Goal: Say how many lines of these entries include the word "that", and answer with the number alone.

• • • •

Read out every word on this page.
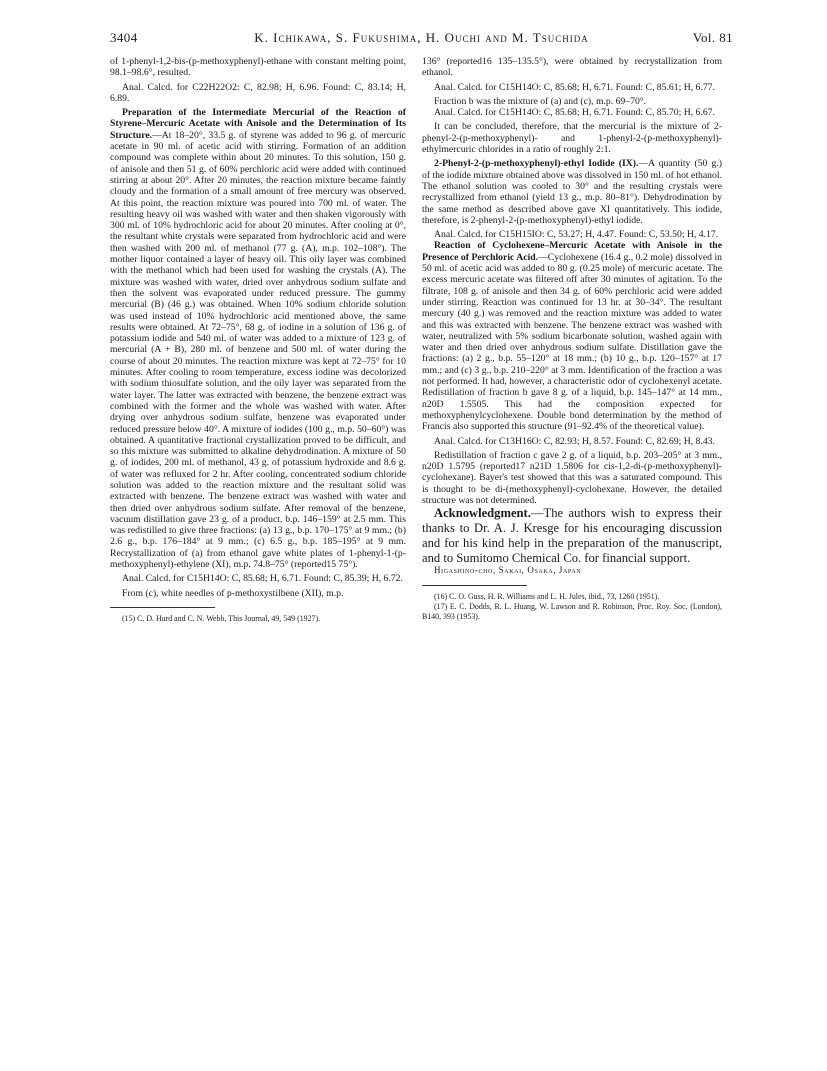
3404	K. Ichikawa, S. Fukushima, H. Ouchi and M. Tsuchida	Vol. 81

of 1-phenyl-1,2-bis-(p-methoxyphenyl)-ethane with constant melting point, 98.1–98.6°, resulted.

Anal. Calcd. for C22H22O2: C, 82.98; H, 6.96. Found: C, 83.14; H, 6.89.

Preparation of the Intermediate Mercurial of the Reaction of Styrene–Mercuric Acetate with Anisole and the Determination of Its Structure.—At 18–20°, 33.5 g. of styrene was added to 96 g. of mercuric acetate in 90 ml. of acetic acid with stirring. Formation of an addition compound was complete within about 20 minutes. To this solution, 150 g. of anisole and then 51 g. of 60% perchloric acid were added with continued stirring at about 20°. After 20 minutes, the reaction mixture became faintly cloudy and the formation of a small amount of free mercury was observed. At this point, the reaction mixture was poured into 700 ml. of water. The resulting heavy oil was washed with water and then shaken vigorously with 300 ml. of 10% hydrochloric acid for about 20 minutes. After cooling at 0°, the resultant white crystals were separated from hydrochloric acid and were then washed with 200 ml. of methanol (77 g. (A), m.p. 102–108°). The mother liquor contained a layer of heavy oil. This oily layer was combined with the methanol which had been used for washing the crystals (A). The mixture was washed with water, dried over anhydrous sodium sulfate and then the solvent was evaporated under reduced pressure. The gummy mercurial (B) (46 g.) was obtained. When 10% sodium chloride solution was used instead of 10% hydrochloric acid mentioned above, the same results were obtained. At 72–75°, 68 g. of iodine in a solution of 136 g. of potassium iodide and 540 ml. of water was added to a mixture of 123 g. of mercurial (A + B), 280 ml. of benzene and 500 ml. of water during the course of about 20 minutes. The reaction mixture was kept at 72–75° for 10 minutes. After cooling to room temperature, excess iodine was decolorized with sodium thiosulfate solution, and the oily layer was separated from the water layer. The latter was extracted with benzene, the benzene extract was combined with the former and the whole was washed with water. After drying over anhydrous sodium sulfate, benzene was evaporated under reduced pressure below 40°. A mixture of iodides (100 g., m.p. 50–60°) was obtained. A quantitative fractional crystallization proved to be difficult, and so this mixture was submitted to alkaline dehydrodination. A mixture of 50 g. of iodides, 200 ml. of methanol, 43 g. of potassium hydroxide and 8.6 g. of water was refluxed for 2 hr. After cooling, concentrated sodium chloride solution was added to the reaction mixture and the resultant solid was extracted with benzene. The benzene extract was washed with water and then dried over anhydrous sodium sulfate. After removal of the benzene, vacuum distillation gave 23 g. of a product, b.p. 146–159° at 2.5 mm. This was redistilled to give three fractions: (a) 13 g., b.p. 170–175° at 9 mm.; (b) 2.6 g., b.p. 176–184° at 9 mm.; (c) 6.5 g., b.p. 185–195° at 9 mm. Recrystallization of (a) from ethanol gave white plates of 1-phenyl-1-(p-methoxyphenyl)-ethylene (XI), m.p. 74.8–75° (reported15 75°).

Anal. Calcd. for C15H14O: C, 85.68; H, 6.71. Found: C, 85.39; H, 6.72.

From (c), white needles of p-methoxystilbene (XII), m.p.

(15) C. D. Hurd and C. N. Webb, This Journal, 49, 549 (1927).

136° (reported16 135–135.5°), were obtained by recrystallization from ethanol.

Anal. Calcd. for C15H14O: C, 85.68; H, 6.71. Found: C, 85.61; H, 6.77.

Fraction b was the mixture of (a) and (c), m.p. 69–70°.

Anal. Calcd. for C15H14O: C, 85.68; H, 6.71. Found: C, 85.70; H, 6.67.

It can be concluded, therefore, that the mercurial is the mixture of 2-phenyl-2-(p-methoxyphenyl)- and 1-phenyl-2-(p-methoxyphenyl)-ethylmercuric chlorides in a ratio of roughly 2:1.

2-Phenyl-2-(p-methoxyphenyl)-ethyl Iodide (IX).—A quantity (50 g.) of the iodide mixture obtained above was dissolved in 150 ml. of hot ethanol. The ethanol solution was cooled to 30° and the resulting crystals were recrystallized from ethanol (yield 13 g., m.p. 80–81°). Dehydrodination by the same method as described above gave XI quantitatively. This iodide, therefore, is 2-phenyl-2-(p-methoxyphenyl)-ethyl iodide.

Anal. Calcd. for C15H15IO: C, 53.27; H, 4.47. Found: C, 53.50; H, 4.17.

Reaction of Cyclohexene–Mercuric Acetate with Anisole in the Presence of Perchloric Acid.—Cyclohexene (16.4 g., 0.2 mole) dissolved in 50 ml. of acetic acid was added to 80 g. (0.25 mole) of mercuric acetate. The excess mercuric acetate was filtered off after 30 minutes of agitation. To the filtrate, 108 g. of anisole and then 34 g. of 60% perchloric acid were added under stirring. Reaction was continued for 13 hr. at 30–34°. The resultant mercury (40 g.) was removed and the reaction mixture was added to water and this was extracted with benzene. The benzene extract was washed with water, neutralized with 5% sodium bicarbonate solution, washed again with water and then dried over anhydrous sodium sulfate. Distillation gave the fractions: (a) 2 g., b.p. 55–120° at 18 mm.; (b) 10 g., b.p. 120–157° at 17 mm.; and (c) 3 g., b.p. 210–220° at 3 mm. Identification of the fraction a was not performed. It had, however, a characteristic odor of cyclohexenyl acetate. Redistillation of fraction b gave 8 g. of a liquid, b.p. 145–147° at 14 mm., n20D 1.5505. This had the composition expected for methoxyphenylcyclohexene. Double bond determination by the method of Francis also supported this structure (91–92.4% of the theoretical value).

Anal. Calcd. for C13H16O: C, 82.93; H, 8.57. Found: C, 82.69; H, 8.43.

Redistillation of fraction c gave 2 g. of a liquid, b.p. 203–205° at 3 mm., n20D 1.5795 (reported17 n21D 1.5806 for cis-1,2-di-(p-methoxyphenyl)-cyclohexane). Bayer's test showed that this was a saturated compound. This is thought to be di-(methoxyphenyl)-cyclohexane. However, the detailed structure was not determined.

Acknowledgment.—The authors wish to express their thanks to Dr. A. J. Kresge for his encouraging discussion and for his kind help in the preparation of the manuscript, and to Sumitomo Chemical Co. for financial support.

Higashino-cho, Sakai, Osaka, Japan

(16) C. O. Guss, H. R. Williams and L. H. Jules, ibid., 73, 1260 (1951).

(17) E. C. Dodds, R. L. Huang, W. Lawson and R. Robinson, Proc. Roy. Soc. (London), B140, 393 (1953).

• • • •

Task solution: 2